REQUIRED WORK
Quote every line below exactly and skip any picture.

(Dataset rows about figures)

-- begin --

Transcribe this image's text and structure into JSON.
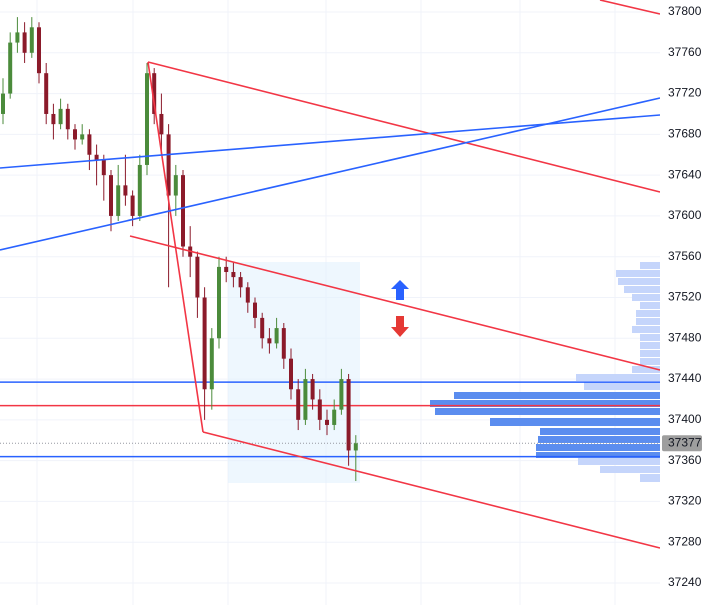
{
  "chart_data": {
    "type": "candlestick",
    "ylim": [
      37240,
      37800
    ],
    "yticks": [
      37240,
      37280,
      37320,
      37360,
      37400,
      37440,
      37480,
      37520,
      37560,
      37600,
      37640,
      37680,
      37720,
      37760,
      37800
    ],
    "grid": true,
    "up_color": "#4b8b3b",
    "down_color": "#8b1a2a",
    "open": [
      37700,
      37720,
      37770,
      37780,
      37760,
      37785,
      37740,
      37700,
      37690,
      37705,
      37685,
      37675,
      37680,
      37660,
      37655,
      37640,
      37600,
      37630,
      37620,
      37600,
      37650,
      37740,
      37700,
      37680,
      37620,
      37640,
      37570,
      37560,
      37520,
      37430,
      37480,
      37550,
      37545,
      37540,
      37530,
      37515,
      37500,
      37480,
      37475,
      37490,
      37460,
      37430,
      37400,
      37440,
      37420,
      37400,
      37395,
      37410,
      37440,
      37370
    ],
    "high": [
      37735,
      37780,
      37795,
      37790,
      37795,
      37790,
      37750,
      37710,
      37715,
      37710,
      37690,
      37690,
      37685,
      37670,
      37660,
      37645,
      37650,
      37660,
      37625,
      37660,
      37750,
      37745,
      37720,
      37690,
      37650,
      37645,
      37590,
      37565,
      37530,
      37490,
      37560,
      37560,
      37555,
      37545,
      37535,
      37520,
      37505,
      37490,
      37500,
      37495,
      37470,
      37440,
      37450,
      37445,
      37430,
      37410,
      37420,
      37450,
      37445,
      37385
    ],
    "low": [
      37690,
      37715,
      37760,
      37750,
      37755,
      37730,
      37690,
      37675,
      37685,
      37675,
      37665,
      37670,
      37645,
      37630,
      37615,
      37585,
      37595,
      37610,
      37590,
      37595,
      37640,
      37690,
      37660,
      37530,
      37600,
      37560,
      37540,
      37500,
      37400,
      37410,
      37470,
      37535,
      37530,
      37520,
      37505,
      37490,
      37470,
      37465,
      37470,
      37450,
      37420,
      37390,
      37395,
      37410,
      37390,
      37385,
      37390,
      37405,
      37355,
      37340
    ],
    "close": [
      37720,
      37770,
      37780,
      37760,
      37785,
      37740,
      37700,
      37690,
      37705,
      37685,
      37675,
      37680,
      37660,
      37655,
      37640,
      37600,
      37630,
      37620,
      37600,
      37650,
      37740,
      37700,
      37680,
      37620,
      37640,
      37570,
      37560,
      37520,
      37430,
      37480,
      37550,
      37545,
      37540,
      37530,
      37515,
      37500,
      37480,
      37475,
      37490,
      37460,
      37430,
      37400,
      37440,
      37420,
      37400,
      37395,
      37410,
      37440,
      37370,
      37377
    ],
    "levels": [
      {
        "price": 37437,
        "color": "#2962ff"
      },
      {
        "price": 37414,
        "color": "#f23645"
      },
      {
        "price": 37364,
        "color": "#2962ff"
      }
    ],
    "last_price": 37377
  }
}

-- end --

FULL OUTPUT
Transcribe this image's text and structure into JSON.
{
  "chart_data": {
    "type": "candlestick",
    "ylim": [
      37240,
      37800
    ],
    "yticks": [
      37240,
      37280,
      37320,
      37360,
      37400,
      37440,
      37480,
      37520,
      37560,
      37600,
      37640,
      37680,
      37720,
      37760,
      37800
    ],
    "grid": true,
    "up_color": "#4b8b3b",
    "down_color": "#8b1a2a",
    "open": [
      37700,
      37720,
      37770,
      37780,
      37760,
      37785,
      37740,
      37700,
      37690,
      37705,
      37685,
      37675,
      37680,
      37660,
      37655,
      37640,
      37600,
      37630,
      37620,
      37600,
      37650,
      37740,
      37700,
      37680,
      37620,
      37640,
      37570,
      37560,
      37520,
      37430,
      37480,
      37550,
      37545,
      37540,
      37530,
      37515,
      37500,
      37480,
      37475,
      37490,
      37460,
      37430,
      37400,
      37440,
      37420,
      37400,
      37395,
      37410,
      37440,
      37370
    ],
    "high": [
      37735,
      37780,
      37795,
      37790,
      37795,
      37790,
      37750,
      37710,
      37715,
      37710,
      37690,
      37690,
      37685,
      37670,
      37660,
      37645,
      37650,
      37660,
      37625,
      37660,
      37750,
      37745,
      37720,
      37690,
      37650,
      37645,
      37590,
      37565,
      37530,
      37490,
      37560,
      37560,
      37555,
      37545,
      37535,
      37520,
      37505,
      37490,
      37500,
      37495,
      37470,
      37440,
      37450,
      37445,
      37430,
      37410,
      37420,
      37450,
      37445,
      37385
    ],
    "low": [
      37690,
      37715,
      37760,
      37750,
      37755,
      37730,
      37690,
      37675,
      37685,
      37675,
      37665,
      37670,
      37645,
      37630,
      37615,
      37585,
      37595,
      37610,
      37590,
      37595,
      37640,
      37690,
      37660,
      37530,
      37600,
      37560,
      37540,
      37500,
      37400,
      37410,
      37470,
      37535,
      37530,
      37520,
      37505,
      37490,
      37470,
      37465,
      37470,
      37450,
      37420,
      37390,
      37395,
      37410,
      37390,
      37385,
      37390,
      37405,
      37355,
      37340
    ],
    "close": [
      37720,
      37770,
      37780,
      37760,
      37785,
      37740,
      37700,
      37690,
      37705,
      37685,
      37675,
      37680,
      37660,
      37655,
      37640,
      37600,
      37630,
      37620,
      37600,
      37650,
      37740,
      37700,
      37680,
      37620,
      37640,
      37570,
      37560,
      37520,
      37430,
      37480,
      37550,
      37545,
      37540,
      37530,
      37515,
      37500,
      37480,
      37475,
      37490,
      37460,
      37430,
      37400,
      37440,
      37420,
      37400,
      37395,
      37410,
      37440,
      37370,
      37377
    ],
    "levels": [
      {
        "price": 37437,
        "color": "#2962ff"
      },
      {
        "price": 37414,
        "color": "#f23645"
      },
      {
        "price": 37364,
        "color": "#2962ff"
      }
    ],
    "last_price": 37377
  }
}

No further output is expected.